** Short exercise **
Copy the rows below word for word, starting at the line with "color-swatch[interactable]: [474, 826, 490, 843]" and ending with the line with "color-swatch[interactable]: [1453, 826, 1470, 843]", both included.

((

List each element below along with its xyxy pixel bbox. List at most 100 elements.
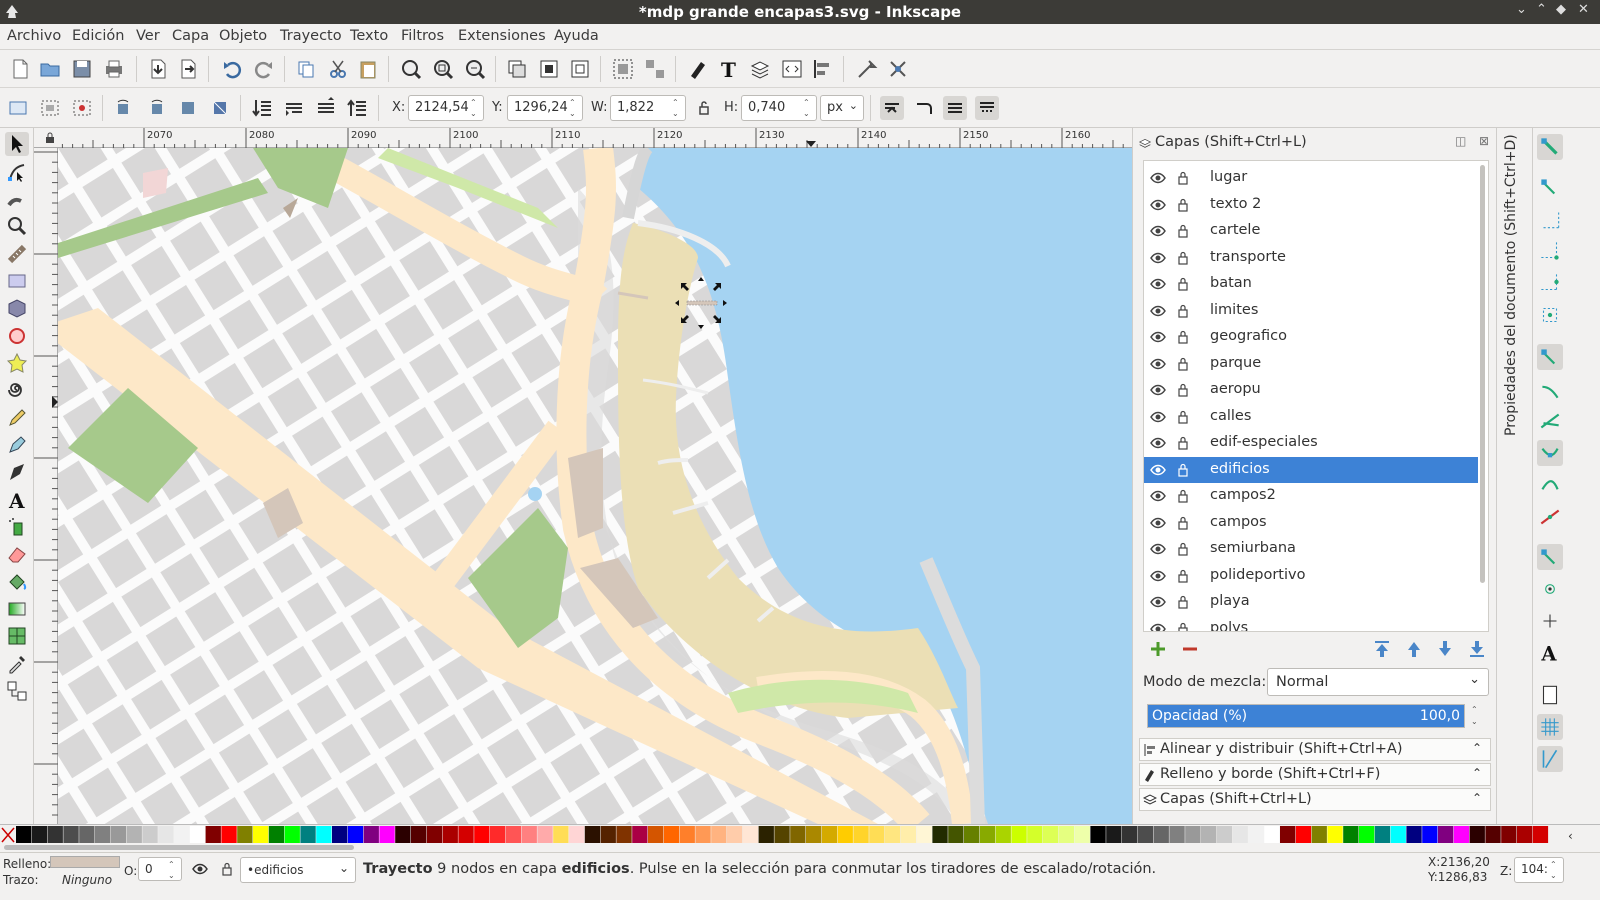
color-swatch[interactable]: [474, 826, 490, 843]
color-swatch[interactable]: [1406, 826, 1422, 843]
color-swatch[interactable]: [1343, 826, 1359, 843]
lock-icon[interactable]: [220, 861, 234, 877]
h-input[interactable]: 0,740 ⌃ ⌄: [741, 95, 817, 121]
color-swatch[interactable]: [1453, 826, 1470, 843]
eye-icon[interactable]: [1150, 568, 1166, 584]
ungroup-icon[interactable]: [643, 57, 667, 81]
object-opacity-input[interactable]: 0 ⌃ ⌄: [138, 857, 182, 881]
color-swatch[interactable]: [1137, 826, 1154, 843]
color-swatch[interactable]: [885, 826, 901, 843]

))

** Solved exercise **
color-swatch[interactable]: [474, 826, 490, 843]
color-swatch[interactable]: [1406, 826, 1422, 843]
color-swatch[interactable]: [1343, 826, 1359, 843]
lock-icon[interactable]: [220, 861, 234, 877]
h-input[interactable]: 0,740 ⌃ ⌄: [741, 95, 817, 121]
color-swatch[interactable]: [1453, 826, 1470, 843]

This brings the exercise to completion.